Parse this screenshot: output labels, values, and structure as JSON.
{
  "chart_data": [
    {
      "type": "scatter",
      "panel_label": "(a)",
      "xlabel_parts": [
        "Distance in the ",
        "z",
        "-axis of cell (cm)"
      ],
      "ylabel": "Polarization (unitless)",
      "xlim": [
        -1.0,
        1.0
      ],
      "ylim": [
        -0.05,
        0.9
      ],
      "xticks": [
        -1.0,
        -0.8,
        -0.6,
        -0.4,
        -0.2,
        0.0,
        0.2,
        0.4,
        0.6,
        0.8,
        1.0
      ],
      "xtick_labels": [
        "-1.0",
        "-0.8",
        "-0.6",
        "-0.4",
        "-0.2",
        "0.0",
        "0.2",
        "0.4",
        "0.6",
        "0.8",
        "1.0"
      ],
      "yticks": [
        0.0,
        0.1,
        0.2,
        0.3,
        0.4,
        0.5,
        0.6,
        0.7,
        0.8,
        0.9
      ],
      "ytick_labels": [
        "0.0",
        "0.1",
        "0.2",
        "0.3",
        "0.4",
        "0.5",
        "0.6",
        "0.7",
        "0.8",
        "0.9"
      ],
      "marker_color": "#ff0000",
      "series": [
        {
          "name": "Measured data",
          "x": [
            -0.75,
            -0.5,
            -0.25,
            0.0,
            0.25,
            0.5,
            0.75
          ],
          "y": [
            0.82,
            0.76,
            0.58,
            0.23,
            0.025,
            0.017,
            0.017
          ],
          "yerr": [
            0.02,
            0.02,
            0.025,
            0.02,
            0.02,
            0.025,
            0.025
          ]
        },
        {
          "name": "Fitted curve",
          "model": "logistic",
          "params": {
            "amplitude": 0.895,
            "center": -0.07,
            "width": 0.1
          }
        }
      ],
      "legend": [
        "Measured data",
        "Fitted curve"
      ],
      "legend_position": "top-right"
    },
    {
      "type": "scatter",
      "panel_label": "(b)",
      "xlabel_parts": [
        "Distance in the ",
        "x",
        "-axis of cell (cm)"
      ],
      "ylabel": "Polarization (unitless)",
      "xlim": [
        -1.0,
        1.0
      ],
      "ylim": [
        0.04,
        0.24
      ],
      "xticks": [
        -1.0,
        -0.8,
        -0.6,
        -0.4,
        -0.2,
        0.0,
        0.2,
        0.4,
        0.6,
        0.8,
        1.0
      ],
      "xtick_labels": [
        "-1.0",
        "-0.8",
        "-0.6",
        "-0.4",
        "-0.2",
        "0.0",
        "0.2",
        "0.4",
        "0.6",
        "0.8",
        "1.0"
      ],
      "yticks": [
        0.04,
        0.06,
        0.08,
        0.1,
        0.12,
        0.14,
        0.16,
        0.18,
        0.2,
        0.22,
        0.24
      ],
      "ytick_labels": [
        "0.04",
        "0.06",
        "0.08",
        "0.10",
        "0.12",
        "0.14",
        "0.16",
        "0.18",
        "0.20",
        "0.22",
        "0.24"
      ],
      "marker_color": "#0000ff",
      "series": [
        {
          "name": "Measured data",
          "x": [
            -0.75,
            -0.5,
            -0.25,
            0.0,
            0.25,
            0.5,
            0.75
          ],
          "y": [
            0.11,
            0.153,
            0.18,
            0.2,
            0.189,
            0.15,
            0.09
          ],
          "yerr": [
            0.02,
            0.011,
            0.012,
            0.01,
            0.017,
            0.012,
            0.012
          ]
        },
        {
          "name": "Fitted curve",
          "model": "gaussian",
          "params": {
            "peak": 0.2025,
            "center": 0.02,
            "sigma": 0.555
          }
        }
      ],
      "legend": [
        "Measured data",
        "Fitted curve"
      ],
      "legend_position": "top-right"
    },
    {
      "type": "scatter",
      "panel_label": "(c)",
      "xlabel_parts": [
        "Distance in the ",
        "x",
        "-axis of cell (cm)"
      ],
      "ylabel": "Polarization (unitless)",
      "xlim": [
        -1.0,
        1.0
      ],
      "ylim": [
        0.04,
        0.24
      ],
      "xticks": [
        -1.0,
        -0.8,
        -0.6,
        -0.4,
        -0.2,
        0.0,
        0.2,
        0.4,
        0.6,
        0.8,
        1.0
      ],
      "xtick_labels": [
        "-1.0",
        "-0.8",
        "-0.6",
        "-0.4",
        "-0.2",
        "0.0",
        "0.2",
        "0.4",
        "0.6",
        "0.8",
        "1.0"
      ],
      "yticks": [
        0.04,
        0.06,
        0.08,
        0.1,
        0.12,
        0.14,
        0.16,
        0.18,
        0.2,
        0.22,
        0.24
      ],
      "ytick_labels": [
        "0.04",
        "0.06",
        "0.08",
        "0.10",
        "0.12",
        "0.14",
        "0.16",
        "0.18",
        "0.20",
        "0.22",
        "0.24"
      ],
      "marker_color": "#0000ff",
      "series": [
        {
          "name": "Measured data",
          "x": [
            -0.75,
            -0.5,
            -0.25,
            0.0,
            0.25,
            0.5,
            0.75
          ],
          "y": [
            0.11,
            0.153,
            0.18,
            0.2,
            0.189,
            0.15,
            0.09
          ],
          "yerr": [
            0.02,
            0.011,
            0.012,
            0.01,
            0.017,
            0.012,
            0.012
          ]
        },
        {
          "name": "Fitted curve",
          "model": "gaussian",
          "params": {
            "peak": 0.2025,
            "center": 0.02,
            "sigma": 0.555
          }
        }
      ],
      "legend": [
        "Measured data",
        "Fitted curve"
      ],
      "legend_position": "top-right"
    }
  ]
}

+++

◆ **Exercise prompt**
Write the material out again in its entirety, exactly as shown.

◆ **The output**
Parse this screenshot: output labels, values, and structure as JSON.
{
  "chart_data": [
    {
      "type": "scatter",
      "panel_label": "(a)",
      "xlabel_parts": [
        "Distance in the ",
        "z",
        "-axis of cell (cm)"
      ],
      "ylabel": "Polarization (unitless)",
      "xlim": [
        -1.0,
        1.0
      ],
      "ylim": [
        -0.05,
        0.9
      ],
      "xticks": [
        -1.0,
        -0.8,
        -0.6,
        -0.4,
        -0.2,
        0.0,
        0.2,
        0.4,
        0.6,
        0.8,
        1.0
      ],
      "xtick_labels": [
        "-1.0",
        "-0.8",
        "-0.6",
        "-0.4",
        "-0.2",
        "0.0",
        "0.2",
        "0.4",
        "0.6",
        "0.8",
        "1.0"
      ],
      "yticks": [
        0.0,
        0.1,
        0.2,
        0.3,
        0.4,
        0.5,
        0.6,
        0.7,
        0.8,
        0.9
      ],
      "ytick_labels": [
        "0.0",
        "0.1",
        "0.2",
        "0.3",
        "0.4",
        "0.5",
        "0.6",
        "0.7",
        "0.8",
        "0.9"
      ],
      "marker_color": "#ff0000",
      "series": [
        {
          "name": "Measured data",
          "x": [
            -0.75,
            -0.5,
            -0.25,
            0.0,
            0.25,
            0.5,
            0.75
          ],
          "y": [
            0.82,
            0.76,
            0.58,
            0.23,
            0.025,
            0.017,
            0.017
          ],
          "yerr": [
            0.02,
            0.02,
            0.025,
            0.02,
            0.02,
            0.025,
            0.025
          ]
        },
        {
          "name": "Fitted curve",
          "model": "logistic",
          "params": {
            "amplitude": 0.895,
            "center": -0.07,
            "width": 0.1
          }
        }
      ],
      "legend": [
        "Measured data",
        "Fitted curve"
      ],
      "legend_position": "top-right"
    },
    {
      "type": "scatter",
      "panel_label": "(b)",
      "xlabel_parts": [
        "Distance in the ",
        "x",
        "-axis of cell (cm)"
      ],
      "ylabel": "Polarization (unitless)",
      "xlim": [
        -1.0,
        1.0
      ],
      "ylim": [
        0.04,
        0.24
      ],
      "xticks": [
        -1.0,
        -0.8,
        -0.6,
        -0.4,
        -0.2,
        0.0,
        0.2,
        0.4,
        0.6,
        0.8,
        1.0
      ],
      "xtick_labels": [
        "-1.0",
        "-0.8",
        "-0.6",
        "-0.4",
        "-0.2",
        "0.0",
        "0.2",
        "0.4",
        "0.6",
        "0.8",
        "1.0"
      ],
      "yticks": [
        0.04,
        0.06,
        0.08,
        0.1,
        0.12,
        0.14,
        0.16,
        0.18,
        0.2,
        0.22,
        0.24
      ],
      "ytick_labels": [
        "0.04",
        "0.06",
        "0.08",
        "0.10",
        "0.12",
        "0.14",
        "0.16",
        "0.18",
        "0.20",
        "0.22",
        "0.24"
      ],
      "marker_color": "#0000ff",
      "series": [
        {
          "name": "Measured data",
          "x": [
            -0.75,
            -0.5,
            -0.25,
            0.0,
            0.25,
            0.5,
            0.75
          ],
          "y": [
            0.11,
            0.153,
            0.18,
            0.2,
            0.189,
            0.15,
            0.09
          ],
          "yerr": [
            0.02,
            0.011,
            0.012,
            0.01,
            0.017,
            0.012,
            0.012
          ]
        },
        {
          "name": "Fitted curve",
          "model": "gaussian",
          "params": {
            "peak": 0.2025,
            "center": 0.02,
            "sigma": 0.555
          }
        }
      ],
      "legend": [
        "Measured data",
        "Fitted curve"
      ],
      "legend_position": "top-right"
    },
    {
      "type": "scatter",
      "panel_label": "(c)",
      "xlabel_parts": [
        "Distance in the ",
        "x",
        "-axis of cell (cm)"
      ],
      "ylabel": "Polarization (unitless)",
      "xlim": [
        -1.0,
        1.0
      ],
      "ylim": [
        0.04,
        0.24
      ],
      "xticks": [
        -1.0,
        -0.8,
        -0.6,
        -0.4,
        -0.2,
        0.0,
        0.2,
        0.4,
        0.6,
        0.8,
        1.0
      ],
      "xtick_labels": [
        "-1.0",
        "-0.8",
        "-0.6",
        "-0.4",
        "-0.2",
        "0.0",
        "0.2",
        "0.4",
        "0.6",
        "0.8",
        "1.0"
      ],
      "yticks": [
        0.04,
        0.06,
        0.08,
        0.1,
        0.12,
        0.14,
        0.16,
        0.18,
        0.2,
        0.22,
        0.24
      ],
      "ytick_labels": [
        "0.04",
        "0.06",
        "0.08",
        "0.10",
        "0.12",
        "0.14",
        "0.16",
        "0.18",
        "0.20",
        "0.22",
        "0.24"
      ],
      "marker_color": "#0000ff",
      "series": [
        {
          "name": "Measured data",
          "x": [
            -0.75,
            -0.5,
            -0.25,
            0.0,
            0.25,
            0.5,
            0.75
          ],
          "y": [
            0.11,
            0.153,
            0.18,
            0.2,
            0.189,
            0.15,
            0.09
          ],
          "yerr": [
            0.02,
            0.011,
            0.012,
            0.01,
            0.017,
            0.012,
            0.012
          ]
        },
        {
          "name": "Fitted curve",
          "model": "gaussian",
          "params": {
            "peak": 0.2025,
            "center": 0.02,
            "sigma": 0.555
          }
        }
      ],
      "legend": [
        "Measured data",
        "Fitted curve"
      ],
      "legend_position": "top-right"
    }
  ]
}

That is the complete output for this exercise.